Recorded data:
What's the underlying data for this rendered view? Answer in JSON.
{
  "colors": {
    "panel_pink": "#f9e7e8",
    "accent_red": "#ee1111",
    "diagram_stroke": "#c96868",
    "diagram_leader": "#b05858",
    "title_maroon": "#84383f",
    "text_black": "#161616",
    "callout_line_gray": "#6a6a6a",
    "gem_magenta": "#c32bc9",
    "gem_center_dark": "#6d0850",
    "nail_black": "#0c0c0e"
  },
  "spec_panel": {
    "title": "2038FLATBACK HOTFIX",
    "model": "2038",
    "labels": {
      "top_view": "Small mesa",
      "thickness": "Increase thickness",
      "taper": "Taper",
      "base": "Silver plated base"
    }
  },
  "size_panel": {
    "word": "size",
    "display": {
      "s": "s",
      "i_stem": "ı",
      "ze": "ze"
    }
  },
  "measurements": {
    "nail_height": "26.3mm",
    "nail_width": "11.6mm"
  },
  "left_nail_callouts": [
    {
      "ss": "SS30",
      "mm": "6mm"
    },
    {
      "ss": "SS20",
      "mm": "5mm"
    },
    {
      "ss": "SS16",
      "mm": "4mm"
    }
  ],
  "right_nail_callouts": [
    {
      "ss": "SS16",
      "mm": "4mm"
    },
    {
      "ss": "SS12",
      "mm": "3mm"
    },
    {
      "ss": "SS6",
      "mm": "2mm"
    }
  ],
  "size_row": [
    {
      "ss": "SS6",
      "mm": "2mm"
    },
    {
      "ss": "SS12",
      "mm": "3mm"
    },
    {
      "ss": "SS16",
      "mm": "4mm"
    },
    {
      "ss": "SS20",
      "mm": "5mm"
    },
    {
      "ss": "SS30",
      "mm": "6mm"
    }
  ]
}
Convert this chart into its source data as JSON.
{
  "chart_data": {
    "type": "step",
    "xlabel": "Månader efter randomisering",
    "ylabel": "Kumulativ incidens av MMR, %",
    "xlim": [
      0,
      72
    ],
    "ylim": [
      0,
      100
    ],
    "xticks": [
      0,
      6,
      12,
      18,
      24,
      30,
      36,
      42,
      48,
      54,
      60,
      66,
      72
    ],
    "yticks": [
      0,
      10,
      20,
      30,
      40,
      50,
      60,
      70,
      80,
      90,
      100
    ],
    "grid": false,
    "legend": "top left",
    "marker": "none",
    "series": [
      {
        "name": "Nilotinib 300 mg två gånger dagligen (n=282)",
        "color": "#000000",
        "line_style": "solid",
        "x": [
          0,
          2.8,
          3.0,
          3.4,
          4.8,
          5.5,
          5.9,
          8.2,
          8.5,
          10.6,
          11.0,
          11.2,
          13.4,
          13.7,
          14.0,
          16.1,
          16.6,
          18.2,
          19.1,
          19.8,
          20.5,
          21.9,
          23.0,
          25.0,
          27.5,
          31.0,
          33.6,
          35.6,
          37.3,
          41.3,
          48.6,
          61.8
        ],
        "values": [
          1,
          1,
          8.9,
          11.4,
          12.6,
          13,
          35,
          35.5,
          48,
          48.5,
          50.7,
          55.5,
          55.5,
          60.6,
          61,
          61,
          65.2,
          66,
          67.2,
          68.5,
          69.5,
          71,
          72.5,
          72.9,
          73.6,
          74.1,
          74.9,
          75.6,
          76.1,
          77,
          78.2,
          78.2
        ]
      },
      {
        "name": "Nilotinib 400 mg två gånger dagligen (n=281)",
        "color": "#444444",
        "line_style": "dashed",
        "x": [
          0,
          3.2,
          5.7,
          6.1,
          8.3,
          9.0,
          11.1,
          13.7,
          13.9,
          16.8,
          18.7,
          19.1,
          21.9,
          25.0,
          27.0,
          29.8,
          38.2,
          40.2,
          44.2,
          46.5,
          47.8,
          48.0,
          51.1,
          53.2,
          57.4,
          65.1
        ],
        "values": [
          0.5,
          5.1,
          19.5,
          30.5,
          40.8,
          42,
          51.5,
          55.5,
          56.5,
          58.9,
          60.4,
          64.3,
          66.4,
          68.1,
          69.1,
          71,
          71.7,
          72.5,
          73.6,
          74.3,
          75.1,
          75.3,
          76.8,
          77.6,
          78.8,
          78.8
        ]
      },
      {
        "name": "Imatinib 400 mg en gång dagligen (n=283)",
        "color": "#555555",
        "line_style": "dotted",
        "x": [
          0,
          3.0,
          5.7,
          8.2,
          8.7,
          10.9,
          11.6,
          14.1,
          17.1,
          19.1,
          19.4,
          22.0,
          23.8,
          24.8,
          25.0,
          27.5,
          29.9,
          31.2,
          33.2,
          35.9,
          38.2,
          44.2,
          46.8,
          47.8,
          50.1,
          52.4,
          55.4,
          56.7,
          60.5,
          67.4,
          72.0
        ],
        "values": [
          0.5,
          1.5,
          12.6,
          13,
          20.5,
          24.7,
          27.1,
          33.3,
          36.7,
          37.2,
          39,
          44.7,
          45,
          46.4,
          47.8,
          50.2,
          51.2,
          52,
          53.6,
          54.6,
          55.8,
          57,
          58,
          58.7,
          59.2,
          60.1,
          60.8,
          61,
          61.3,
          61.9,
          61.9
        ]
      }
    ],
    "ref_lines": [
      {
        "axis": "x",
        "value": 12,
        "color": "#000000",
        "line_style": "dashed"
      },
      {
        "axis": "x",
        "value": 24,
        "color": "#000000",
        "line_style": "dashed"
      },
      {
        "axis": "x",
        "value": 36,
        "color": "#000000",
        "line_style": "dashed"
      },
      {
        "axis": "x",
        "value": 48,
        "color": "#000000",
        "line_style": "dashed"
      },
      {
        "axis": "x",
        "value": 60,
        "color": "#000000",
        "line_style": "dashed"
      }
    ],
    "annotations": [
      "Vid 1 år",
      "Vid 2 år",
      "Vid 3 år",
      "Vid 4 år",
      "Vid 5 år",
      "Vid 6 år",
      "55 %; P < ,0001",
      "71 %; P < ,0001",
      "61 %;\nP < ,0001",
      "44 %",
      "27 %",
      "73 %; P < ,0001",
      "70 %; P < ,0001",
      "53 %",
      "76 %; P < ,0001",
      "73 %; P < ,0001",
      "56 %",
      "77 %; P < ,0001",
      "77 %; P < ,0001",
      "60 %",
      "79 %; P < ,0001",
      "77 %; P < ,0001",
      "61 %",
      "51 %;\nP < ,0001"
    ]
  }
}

▶ **What the task requires**
Show every line where the string "JSON" appears.

▶ **Reply**
What's the underlying data for this rendered view? Answer in JSON.
Convert this chart into its source data as JSON.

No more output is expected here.